### THE RECORDS

★ ★ ★ ★ ★

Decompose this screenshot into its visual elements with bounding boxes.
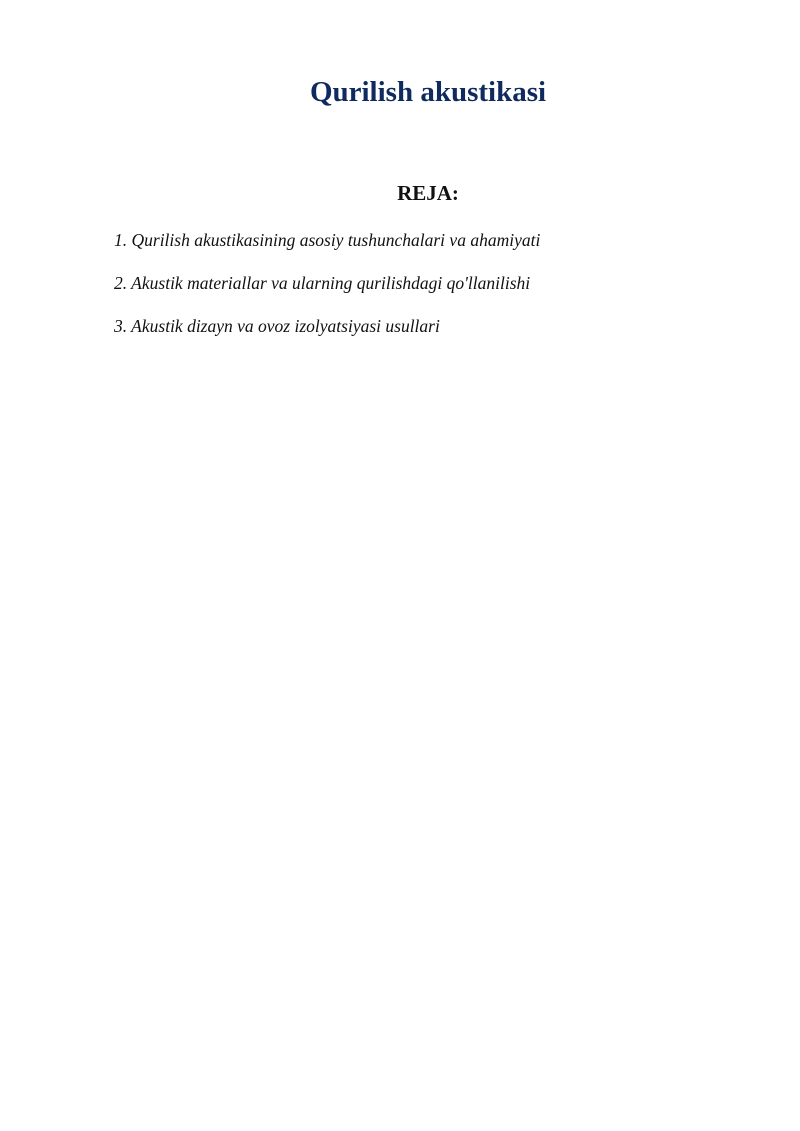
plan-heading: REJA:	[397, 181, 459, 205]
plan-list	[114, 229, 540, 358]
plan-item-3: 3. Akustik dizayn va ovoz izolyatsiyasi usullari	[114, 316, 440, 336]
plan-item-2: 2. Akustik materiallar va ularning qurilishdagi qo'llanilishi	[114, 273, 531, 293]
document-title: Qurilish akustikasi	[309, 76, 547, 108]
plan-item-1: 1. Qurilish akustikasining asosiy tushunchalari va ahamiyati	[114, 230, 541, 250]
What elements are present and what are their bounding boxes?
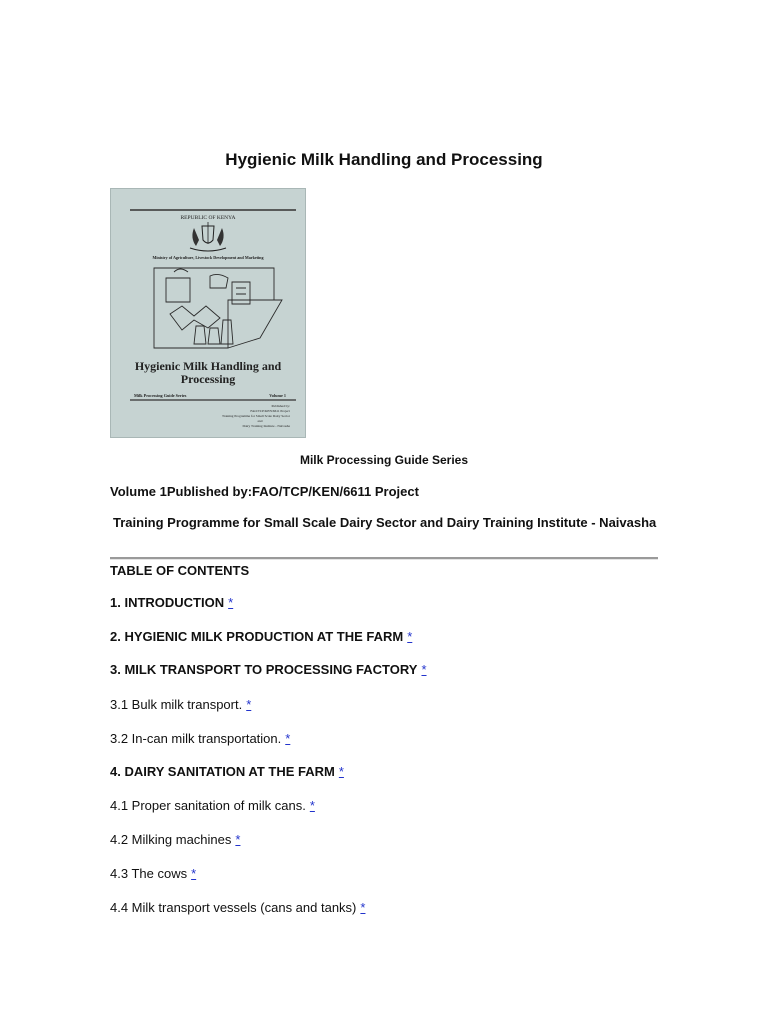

★ ★ ★ ★ ★

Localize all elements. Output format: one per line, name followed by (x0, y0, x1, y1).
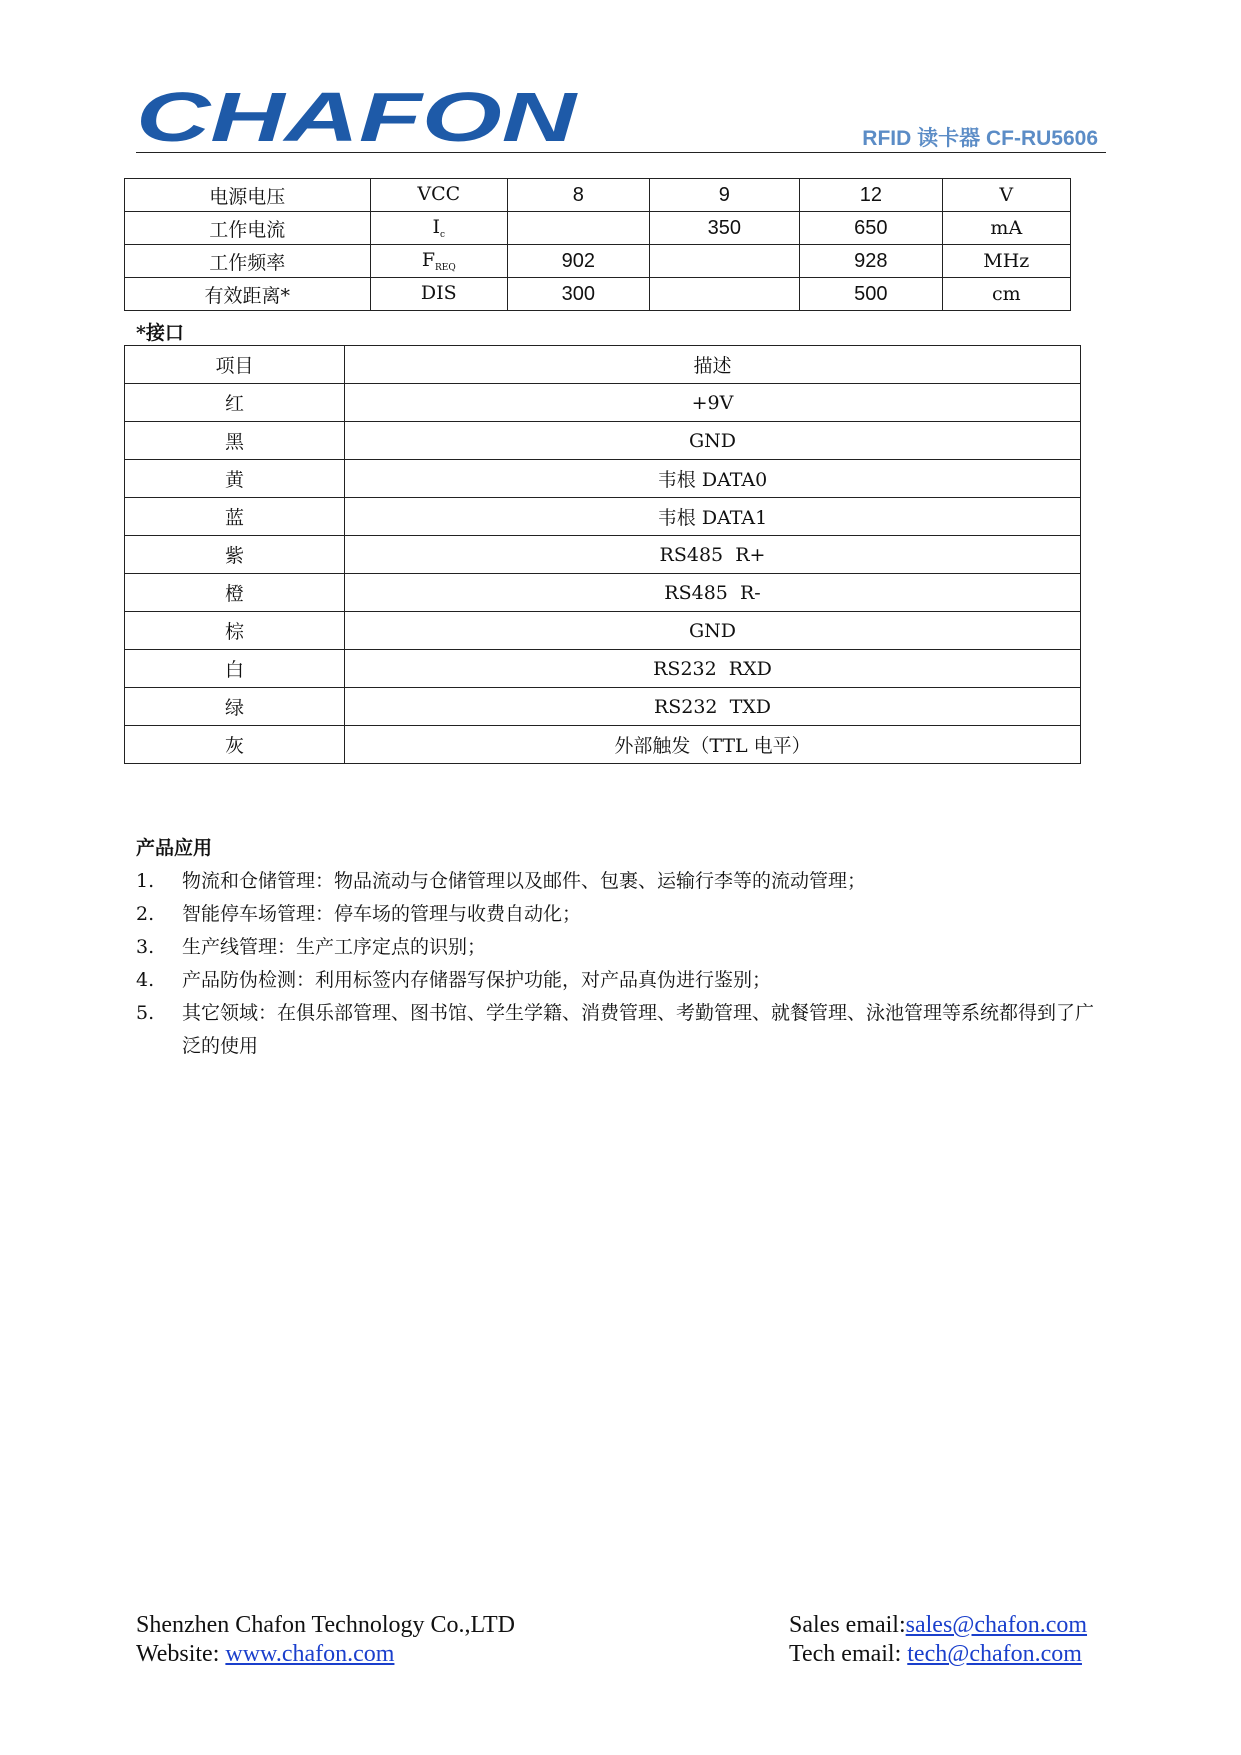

★ ★ ★ ★ ★

### SET PROBLEM
Pick out every row above that contains the word "boxes" and copy each of those rows in full.

### OUTPUT BELOW
Decompose this screenshot into its visual elements with bounding boxes.
What elements are present and what are their bounding boxes?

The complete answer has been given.